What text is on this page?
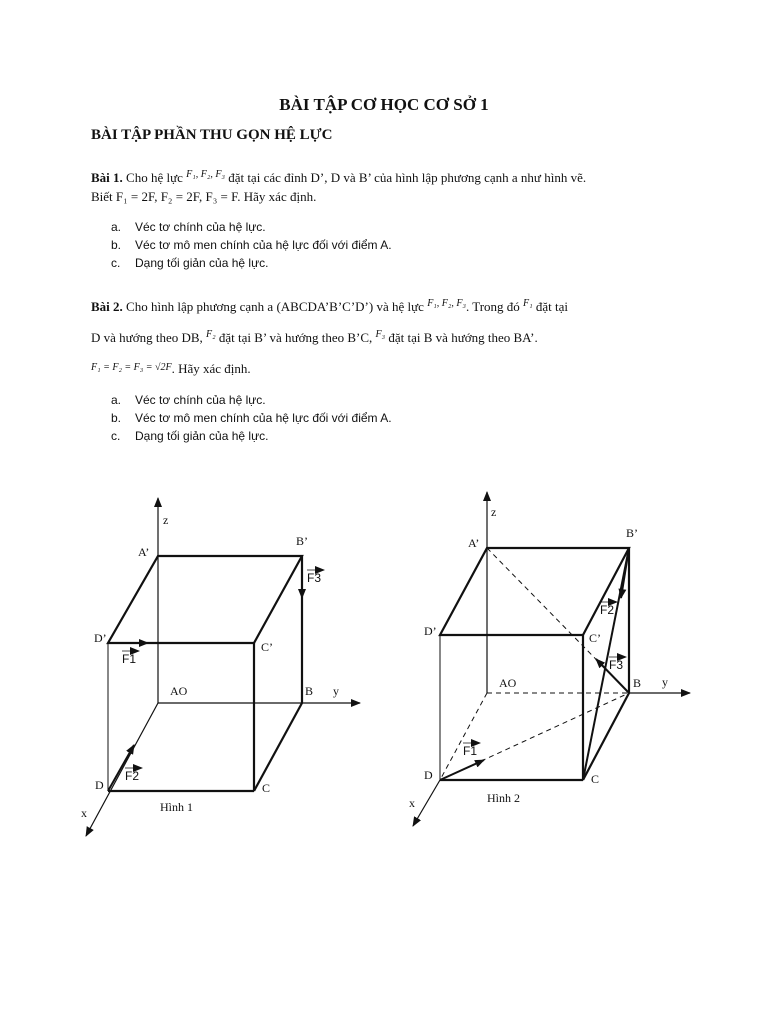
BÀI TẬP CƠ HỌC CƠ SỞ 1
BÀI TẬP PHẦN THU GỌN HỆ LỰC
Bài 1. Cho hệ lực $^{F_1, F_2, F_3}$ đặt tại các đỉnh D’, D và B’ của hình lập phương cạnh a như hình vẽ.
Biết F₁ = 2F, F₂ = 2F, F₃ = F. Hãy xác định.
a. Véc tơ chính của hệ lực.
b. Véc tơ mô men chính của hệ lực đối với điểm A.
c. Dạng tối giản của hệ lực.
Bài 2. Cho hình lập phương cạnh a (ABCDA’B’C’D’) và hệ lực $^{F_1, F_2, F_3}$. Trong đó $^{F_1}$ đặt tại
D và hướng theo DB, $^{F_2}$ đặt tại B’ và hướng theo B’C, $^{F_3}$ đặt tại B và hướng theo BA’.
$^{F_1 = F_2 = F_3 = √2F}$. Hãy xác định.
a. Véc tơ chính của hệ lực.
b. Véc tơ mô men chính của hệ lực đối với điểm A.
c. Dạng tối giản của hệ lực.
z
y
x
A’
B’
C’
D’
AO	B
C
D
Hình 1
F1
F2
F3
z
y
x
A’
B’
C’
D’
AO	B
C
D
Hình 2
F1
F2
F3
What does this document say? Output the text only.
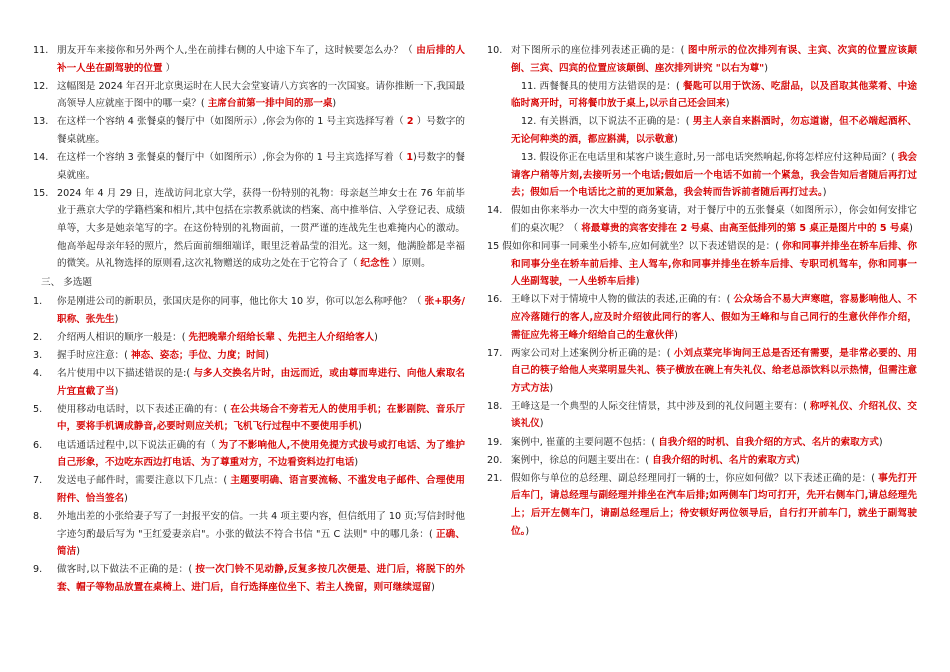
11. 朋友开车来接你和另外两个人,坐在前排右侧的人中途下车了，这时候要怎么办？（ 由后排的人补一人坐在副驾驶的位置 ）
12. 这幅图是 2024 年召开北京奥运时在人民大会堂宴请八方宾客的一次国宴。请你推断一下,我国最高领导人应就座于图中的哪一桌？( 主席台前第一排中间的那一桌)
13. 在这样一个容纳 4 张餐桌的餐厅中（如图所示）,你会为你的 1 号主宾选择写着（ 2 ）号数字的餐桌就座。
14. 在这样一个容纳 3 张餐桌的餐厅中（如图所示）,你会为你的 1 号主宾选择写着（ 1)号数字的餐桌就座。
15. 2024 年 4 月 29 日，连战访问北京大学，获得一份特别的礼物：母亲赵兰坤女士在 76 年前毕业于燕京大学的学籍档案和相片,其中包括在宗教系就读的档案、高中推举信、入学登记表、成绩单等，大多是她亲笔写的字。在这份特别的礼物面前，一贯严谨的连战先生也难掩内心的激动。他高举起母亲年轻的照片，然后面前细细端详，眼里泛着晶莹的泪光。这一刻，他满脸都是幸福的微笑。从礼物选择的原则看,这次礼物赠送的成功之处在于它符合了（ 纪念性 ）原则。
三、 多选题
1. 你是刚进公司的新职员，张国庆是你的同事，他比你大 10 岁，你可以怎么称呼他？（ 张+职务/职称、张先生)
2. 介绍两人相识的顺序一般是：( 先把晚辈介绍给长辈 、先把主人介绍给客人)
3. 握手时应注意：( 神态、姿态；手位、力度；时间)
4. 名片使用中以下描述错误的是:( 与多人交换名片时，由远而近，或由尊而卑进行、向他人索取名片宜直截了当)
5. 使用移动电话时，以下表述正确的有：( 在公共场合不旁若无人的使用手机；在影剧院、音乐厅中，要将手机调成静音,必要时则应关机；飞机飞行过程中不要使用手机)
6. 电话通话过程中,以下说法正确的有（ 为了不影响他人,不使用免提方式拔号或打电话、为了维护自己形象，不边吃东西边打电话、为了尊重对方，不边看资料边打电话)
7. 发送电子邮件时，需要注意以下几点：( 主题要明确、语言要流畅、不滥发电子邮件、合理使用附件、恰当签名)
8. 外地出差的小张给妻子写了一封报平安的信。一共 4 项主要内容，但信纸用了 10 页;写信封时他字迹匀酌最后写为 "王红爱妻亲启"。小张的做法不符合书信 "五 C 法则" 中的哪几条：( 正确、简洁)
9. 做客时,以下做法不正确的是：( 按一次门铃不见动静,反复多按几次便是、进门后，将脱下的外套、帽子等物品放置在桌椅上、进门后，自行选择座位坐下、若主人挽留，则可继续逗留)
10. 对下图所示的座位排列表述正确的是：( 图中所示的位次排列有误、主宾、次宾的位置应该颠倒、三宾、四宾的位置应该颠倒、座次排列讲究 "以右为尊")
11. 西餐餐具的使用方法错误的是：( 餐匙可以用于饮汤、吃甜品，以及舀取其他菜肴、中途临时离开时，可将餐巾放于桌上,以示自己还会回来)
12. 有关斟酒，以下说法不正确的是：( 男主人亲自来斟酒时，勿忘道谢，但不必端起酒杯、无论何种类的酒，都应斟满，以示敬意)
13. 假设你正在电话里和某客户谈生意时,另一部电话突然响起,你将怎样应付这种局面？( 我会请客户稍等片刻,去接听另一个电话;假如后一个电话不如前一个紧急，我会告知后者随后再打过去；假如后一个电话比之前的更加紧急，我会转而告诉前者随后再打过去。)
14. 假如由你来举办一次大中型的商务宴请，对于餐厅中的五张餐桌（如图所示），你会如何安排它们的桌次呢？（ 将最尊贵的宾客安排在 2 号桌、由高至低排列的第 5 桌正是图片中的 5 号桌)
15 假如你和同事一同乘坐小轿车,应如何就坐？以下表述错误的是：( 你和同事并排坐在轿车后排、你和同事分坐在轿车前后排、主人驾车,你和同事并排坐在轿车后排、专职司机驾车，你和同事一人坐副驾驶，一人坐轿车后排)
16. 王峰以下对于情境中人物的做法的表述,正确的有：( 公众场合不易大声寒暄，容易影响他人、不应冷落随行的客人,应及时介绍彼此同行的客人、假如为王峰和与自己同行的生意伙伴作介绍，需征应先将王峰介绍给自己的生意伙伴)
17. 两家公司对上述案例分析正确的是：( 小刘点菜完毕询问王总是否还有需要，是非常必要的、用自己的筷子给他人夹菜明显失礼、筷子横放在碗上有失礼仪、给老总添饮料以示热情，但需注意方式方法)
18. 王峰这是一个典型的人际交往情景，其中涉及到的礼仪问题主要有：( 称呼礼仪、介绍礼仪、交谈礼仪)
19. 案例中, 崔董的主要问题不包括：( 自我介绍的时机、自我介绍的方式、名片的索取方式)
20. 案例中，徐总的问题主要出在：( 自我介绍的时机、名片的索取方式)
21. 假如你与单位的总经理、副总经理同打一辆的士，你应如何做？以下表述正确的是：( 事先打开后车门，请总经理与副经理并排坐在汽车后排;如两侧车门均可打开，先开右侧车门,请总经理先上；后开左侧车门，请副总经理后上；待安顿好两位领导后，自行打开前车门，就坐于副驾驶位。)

------------------------------------------------

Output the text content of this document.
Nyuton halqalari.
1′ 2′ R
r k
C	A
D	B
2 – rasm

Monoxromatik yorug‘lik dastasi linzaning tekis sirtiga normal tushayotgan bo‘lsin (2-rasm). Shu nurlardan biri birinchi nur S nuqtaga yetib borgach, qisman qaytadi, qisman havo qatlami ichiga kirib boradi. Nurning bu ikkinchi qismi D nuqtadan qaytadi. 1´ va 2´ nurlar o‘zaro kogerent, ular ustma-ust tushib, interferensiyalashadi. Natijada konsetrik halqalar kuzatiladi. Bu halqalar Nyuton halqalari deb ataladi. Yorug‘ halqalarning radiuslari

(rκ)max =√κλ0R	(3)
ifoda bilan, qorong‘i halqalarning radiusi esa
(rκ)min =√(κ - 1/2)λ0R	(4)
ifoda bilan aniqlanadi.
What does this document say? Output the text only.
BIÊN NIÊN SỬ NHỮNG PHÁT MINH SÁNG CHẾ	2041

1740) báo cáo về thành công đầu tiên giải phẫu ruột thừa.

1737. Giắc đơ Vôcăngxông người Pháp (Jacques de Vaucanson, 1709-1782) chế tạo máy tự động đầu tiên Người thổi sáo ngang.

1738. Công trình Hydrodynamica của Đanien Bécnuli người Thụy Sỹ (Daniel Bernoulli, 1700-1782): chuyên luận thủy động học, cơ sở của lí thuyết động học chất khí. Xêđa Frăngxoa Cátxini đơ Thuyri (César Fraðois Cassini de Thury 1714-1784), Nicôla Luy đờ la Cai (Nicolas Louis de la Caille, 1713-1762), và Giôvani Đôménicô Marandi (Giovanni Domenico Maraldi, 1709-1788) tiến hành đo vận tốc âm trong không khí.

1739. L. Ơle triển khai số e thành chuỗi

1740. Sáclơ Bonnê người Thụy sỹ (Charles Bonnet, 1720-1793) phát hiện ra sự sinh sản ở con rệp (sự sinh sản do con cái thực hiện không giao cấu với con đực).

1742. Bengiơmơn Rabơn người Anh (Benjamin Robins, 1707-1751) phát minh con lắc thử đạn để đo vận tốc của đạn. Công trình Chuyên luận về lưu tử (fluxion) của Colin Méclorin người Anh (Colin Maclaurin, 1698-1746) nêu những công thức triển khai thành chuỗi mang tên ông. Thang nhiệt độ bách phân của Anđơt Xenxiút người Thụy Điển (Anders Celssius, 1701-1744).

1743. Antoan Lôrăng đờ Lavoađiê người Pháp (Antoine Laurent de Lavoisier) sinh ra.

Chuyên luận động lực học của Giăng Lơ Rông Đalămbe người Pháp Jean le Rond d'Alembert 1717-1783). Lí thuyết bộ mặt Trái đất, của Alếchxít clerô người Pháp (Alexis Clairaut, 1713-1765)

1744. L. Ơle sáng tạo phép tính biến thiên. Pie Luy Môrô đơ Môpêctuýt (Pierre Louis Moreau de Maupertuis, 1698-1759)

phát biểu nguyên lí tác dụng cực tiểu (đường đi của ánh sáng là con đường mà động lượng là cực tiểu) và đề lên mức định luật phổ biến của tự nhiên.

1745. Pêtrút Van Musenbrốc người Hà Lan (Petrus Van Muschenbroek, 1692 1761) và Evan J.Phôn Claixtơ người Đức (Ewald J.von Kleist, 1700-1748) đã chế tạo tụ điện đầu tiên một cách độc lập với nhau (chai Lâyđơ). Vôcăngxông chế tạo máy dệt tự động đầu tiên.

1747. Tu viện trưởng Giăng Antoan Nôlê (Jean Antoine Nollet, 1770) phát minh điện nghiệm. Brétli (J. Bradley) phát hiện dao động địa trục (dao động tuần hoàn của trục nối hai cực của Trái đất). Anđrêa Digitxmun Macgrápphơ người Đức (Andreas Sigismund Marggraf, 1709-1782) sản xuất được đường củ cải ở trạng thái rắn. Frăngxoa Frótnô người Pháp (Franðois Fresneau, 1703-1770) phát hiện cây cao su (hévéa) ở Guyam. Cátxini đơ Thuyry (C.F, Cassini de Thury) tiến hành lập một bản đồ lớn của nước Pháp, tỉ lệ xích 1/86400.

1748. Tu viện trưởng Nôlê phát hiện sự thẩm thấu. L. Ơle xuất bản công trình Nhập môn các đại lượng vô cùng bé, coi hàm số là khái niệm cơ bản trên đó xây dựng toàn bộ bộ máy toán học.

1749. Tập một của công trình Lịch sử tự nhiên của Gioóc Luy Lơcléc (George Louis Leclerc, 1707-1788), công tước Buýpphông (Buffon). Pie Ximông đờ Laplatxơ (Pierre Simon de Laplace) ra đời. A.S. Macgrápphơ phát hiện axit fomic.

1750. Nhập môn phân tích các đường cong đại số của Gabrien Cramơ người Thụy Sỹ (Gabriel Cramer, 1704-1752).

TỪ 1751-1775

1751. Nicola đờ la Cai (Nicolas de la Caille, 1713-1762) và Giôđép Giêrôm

------------------------------------------------

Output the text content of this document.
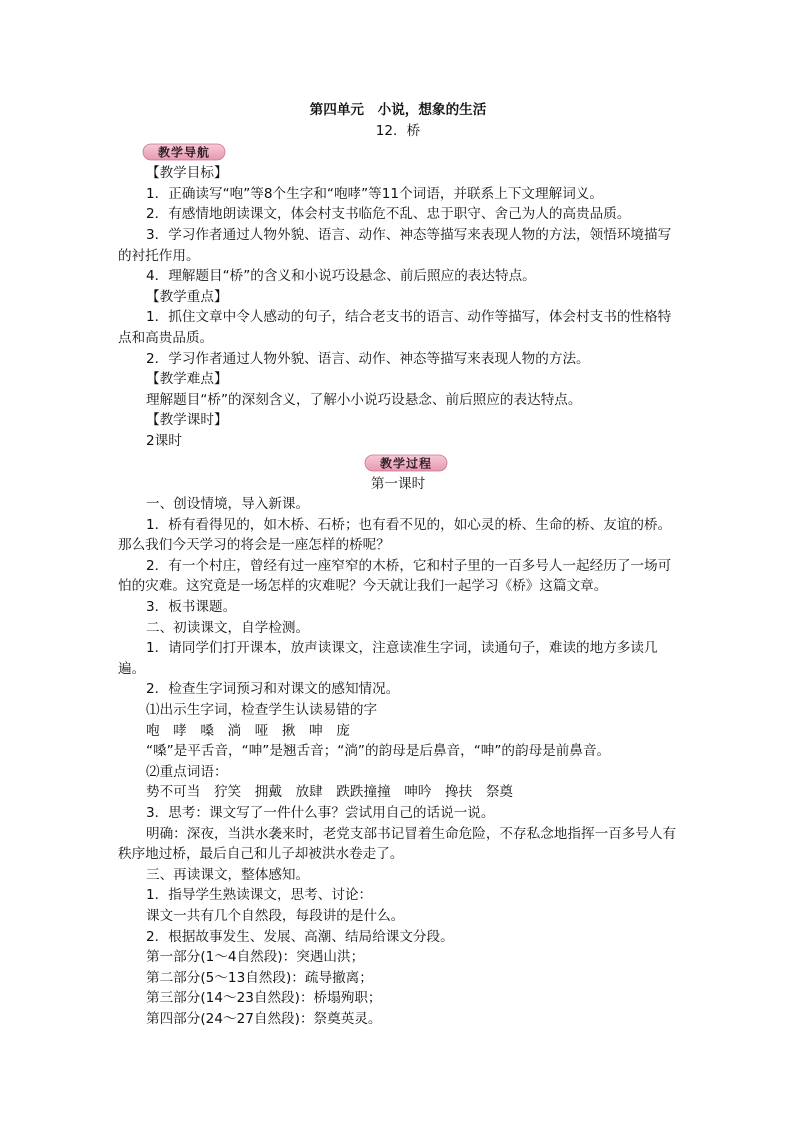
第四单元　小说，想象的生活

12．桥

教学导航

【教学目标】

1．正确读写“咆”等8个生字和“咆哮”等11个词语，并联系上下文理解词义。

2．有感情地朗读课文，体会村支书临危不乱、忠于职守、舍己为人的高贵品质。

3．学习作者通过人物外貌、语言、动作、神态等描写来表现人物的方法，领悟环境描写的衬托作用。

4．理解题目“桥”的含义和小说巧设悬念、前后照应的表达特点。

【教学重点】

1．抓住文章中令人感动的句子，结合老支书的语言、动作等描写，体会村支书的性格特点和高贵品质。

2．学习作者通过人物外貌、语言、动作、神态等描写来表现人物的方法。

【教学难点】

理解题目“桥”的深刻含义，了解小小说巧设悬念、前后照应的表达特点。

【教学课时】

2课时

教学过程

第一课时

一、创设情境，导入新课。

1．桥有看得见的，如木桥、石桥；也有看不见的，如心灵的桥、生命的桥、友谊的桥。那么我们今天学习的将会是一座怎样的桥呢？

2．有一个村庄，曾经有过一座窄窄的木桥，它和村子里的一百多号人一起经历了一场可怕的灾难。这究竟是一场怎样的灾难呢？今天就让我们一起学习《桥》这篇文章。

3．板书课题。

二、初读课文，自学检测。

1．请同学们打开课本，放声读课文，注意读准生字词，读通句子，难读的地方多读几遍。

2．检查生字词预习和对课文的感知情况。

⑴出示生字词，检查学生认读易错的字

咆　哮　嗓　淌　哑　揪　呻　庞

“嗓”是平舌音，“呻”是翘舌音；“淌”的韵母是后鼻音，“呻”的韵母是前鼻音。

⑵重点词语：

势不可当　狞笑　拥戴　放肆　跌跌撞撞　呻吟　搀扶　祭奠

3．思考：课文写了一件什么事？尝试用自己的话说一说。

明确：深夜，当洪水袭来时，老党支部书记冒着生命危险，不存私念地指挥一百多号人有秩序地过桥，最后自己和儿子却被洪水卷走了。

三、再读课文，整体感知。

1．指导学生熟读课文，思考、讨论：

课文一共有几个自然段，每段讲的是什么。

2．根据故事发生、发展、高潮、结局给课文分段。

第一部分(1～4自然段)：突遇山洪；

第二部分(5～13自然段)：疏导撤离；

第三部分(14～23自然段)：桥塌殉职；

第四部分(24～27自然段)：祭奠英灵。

------------------------------------------------

Pull out every line of the records above that contains the word "如图所示".

13. 在这样一个容纳 4 张餐桌的餐厅中（如图所示）,你会为你的 1 号主宾选择写着（ 2 ）号数字的餐桌就座。
14. 在这样一个容纳 3 张餐桌的餐厅中（如图所示）,你会为你的 1 号主宾选择写着（ 1)号数字的餐桌就座。
14. 假如由你来举办一次大中型的商务宴请，对于餐厅中的五张餐桌（如图所示），你会如何安排它们的桌次呢？（ 将最尊贵的宾客安排在 2 号桌、由高至低排列的第 5 桌正是图片中的 5 号桌)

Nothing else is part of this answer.